**DESCRIPTION OF THE TASK**. Copy each line in the data that includes the word "JSON".

[Begin DATA TO PROCESS]

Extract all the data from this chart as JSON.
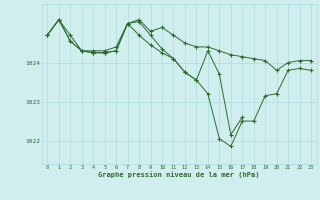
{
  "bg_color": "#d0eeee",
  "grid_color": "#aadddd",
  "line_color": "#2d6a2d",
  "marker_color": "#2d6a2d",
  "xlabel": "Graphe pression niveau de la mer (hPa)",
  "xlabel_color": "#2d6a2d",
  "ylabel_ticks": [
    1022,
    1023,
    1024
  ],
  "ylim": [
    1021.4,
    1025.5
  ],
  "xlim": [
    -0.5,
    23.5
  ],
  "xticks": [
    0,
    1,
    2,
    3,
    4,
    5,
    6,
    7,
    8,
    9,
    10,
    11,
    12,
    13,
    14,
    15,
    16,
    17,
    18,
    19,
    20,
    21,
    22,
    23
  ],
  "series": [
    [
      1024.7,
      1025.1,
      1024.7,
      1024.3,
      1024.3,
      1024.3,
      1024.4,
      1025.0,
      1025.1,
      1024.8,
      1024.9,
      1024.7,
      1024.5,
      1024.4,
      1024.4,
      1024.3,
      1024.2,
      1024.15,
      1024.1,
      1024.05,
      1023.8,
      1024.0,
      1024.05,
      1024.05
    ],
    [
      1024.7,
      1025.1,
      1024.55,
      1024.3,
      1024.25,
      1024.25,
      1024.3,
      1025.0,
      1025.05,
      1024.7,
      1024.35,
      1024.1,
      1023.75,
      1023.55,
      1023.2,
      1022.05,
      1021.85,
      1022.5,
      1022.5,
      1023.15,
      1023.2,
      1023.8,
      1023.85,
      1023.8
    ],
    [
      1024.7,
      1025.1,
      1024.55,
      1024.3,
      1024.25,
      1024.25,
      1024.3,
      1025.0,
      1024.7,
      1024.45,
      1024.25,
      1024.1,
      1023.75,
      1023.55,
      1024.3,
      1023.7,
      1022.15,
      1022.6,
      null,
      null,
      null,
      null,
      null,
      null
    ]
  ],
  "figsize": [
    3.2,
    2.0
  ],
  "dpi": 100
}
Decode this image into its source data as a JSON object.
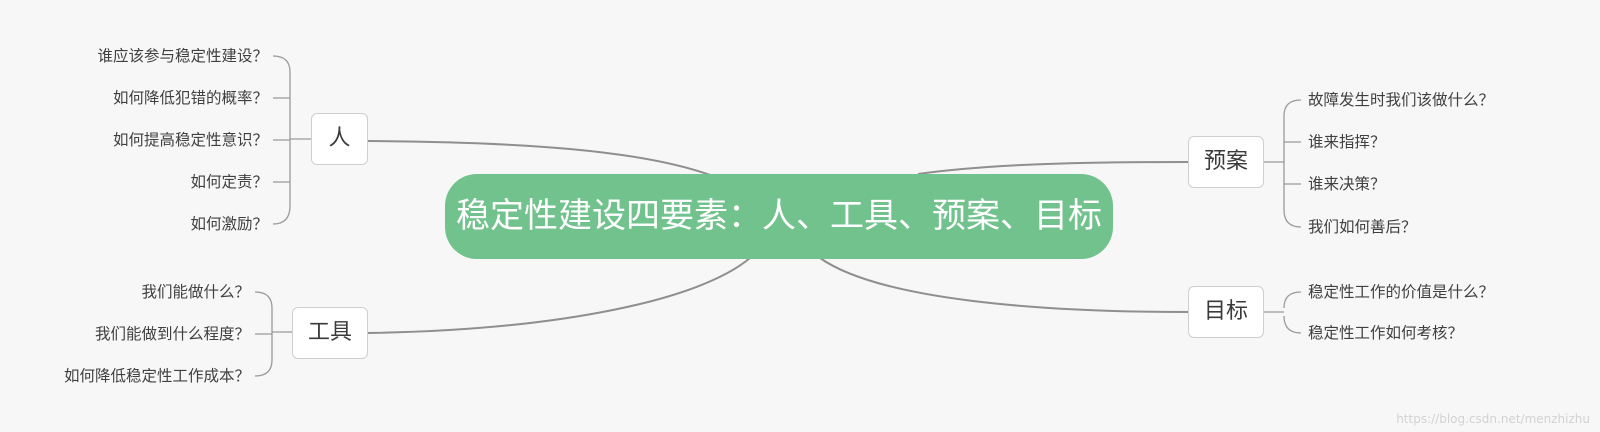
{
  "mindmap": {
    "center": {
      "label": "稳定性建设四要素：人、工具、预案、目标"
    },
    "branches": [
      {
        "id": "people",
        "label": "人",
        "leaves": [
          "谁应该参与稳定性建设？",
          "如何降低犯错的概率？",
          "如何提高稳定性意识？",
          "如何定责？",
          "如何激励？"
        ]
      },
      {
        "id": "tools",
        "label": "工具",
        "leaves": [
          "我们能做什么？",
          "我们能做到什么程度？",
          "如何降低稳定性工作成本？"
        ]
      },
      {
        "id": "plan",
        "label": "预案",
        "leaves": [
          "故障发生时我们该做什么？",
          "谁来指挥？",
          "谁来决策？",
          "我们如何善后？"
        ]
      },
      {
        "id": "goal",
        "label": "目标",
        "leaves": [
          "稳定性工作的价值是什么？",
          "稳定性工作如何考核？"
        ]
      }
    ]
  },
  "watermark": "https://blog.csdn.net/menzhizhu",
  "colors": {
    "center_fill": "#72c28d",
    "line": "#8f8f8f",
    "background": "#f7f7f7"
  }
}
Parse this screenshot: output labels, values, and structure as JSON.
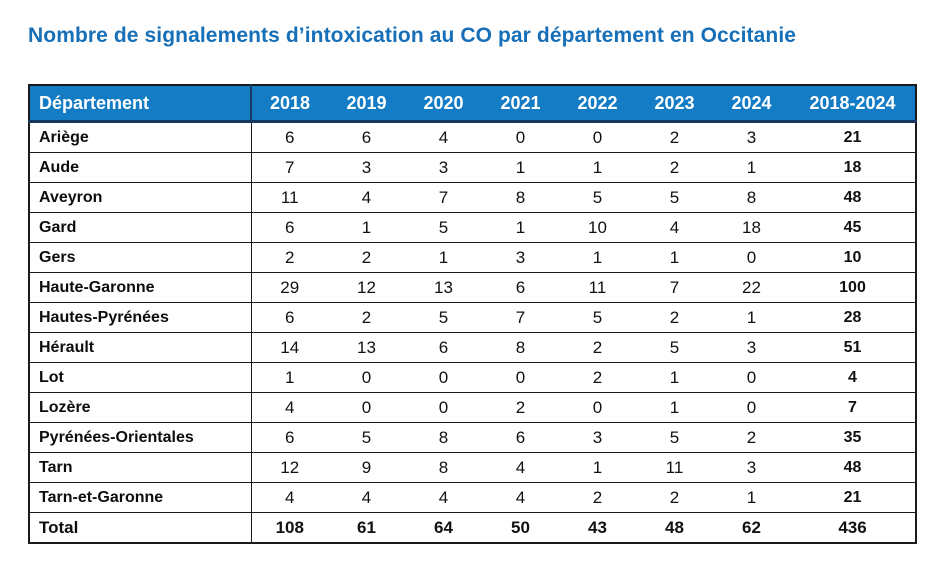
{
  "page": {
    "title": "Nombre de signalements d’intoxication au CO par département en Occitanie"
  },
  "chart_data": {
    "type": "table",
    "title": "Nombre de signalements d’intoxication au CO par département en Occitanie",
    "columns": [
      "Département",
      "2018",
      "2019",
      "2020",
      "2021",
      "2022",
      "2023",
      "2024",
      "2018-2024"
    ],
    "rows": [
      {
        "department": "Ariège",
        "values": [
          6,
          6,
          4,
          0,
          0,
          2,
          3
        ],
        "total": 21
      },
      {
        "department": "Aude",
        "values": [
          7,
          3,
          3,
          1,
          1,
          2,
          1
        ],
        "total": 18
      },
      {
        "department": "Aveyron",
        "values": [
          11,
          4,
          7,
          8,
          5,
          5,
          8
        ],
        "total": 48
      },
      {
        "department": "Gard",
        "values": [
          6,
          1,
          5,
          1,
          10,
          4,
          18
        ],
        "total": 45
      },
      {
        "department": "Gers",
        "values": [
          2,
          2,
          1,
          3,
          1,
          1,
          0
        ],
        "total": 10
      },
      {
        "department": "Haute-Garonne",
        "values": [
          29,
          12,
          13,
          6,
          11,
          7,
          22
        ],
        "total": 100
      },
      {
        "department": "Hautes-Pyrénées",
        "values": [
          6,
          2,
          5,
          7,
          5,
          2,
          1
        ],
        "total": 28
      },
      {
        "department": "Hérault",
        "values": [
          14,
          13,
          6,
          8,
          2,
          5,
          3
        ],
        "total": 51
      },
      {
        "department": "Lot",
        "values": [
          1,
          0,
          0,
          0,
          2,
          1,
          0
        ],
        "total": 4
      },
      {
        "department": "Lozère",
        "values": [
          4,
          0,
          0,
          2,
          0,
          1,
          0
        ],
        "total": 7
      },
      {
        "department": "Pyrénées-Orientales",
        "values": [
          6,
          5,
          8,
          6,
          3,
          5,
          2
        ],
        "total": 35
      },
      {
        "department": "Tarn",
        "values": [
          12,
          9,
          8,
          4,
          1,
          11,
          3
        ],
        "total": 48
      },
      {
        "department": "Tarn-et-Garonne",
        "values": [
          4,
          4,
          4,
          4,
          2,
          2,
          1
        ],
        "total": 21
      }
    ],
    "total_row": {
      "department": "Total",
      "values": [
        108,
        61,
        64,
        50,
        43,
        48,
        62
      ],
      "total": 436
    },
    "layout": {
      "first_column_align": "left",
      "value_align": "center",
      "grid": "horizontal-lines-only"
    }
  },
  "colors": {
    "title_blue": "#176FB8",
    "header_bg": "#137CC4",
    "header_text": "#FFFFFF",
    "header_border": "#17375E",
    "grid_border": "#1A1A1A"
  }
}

[End DATA TO PROCESS]

**ANSWER TO THE PROBLEM**.
Extract all the data from this chart as JSON.
Decode this image into its source data as a JSON object.
Parse this screenshot: output labels, values, and structure as JSON.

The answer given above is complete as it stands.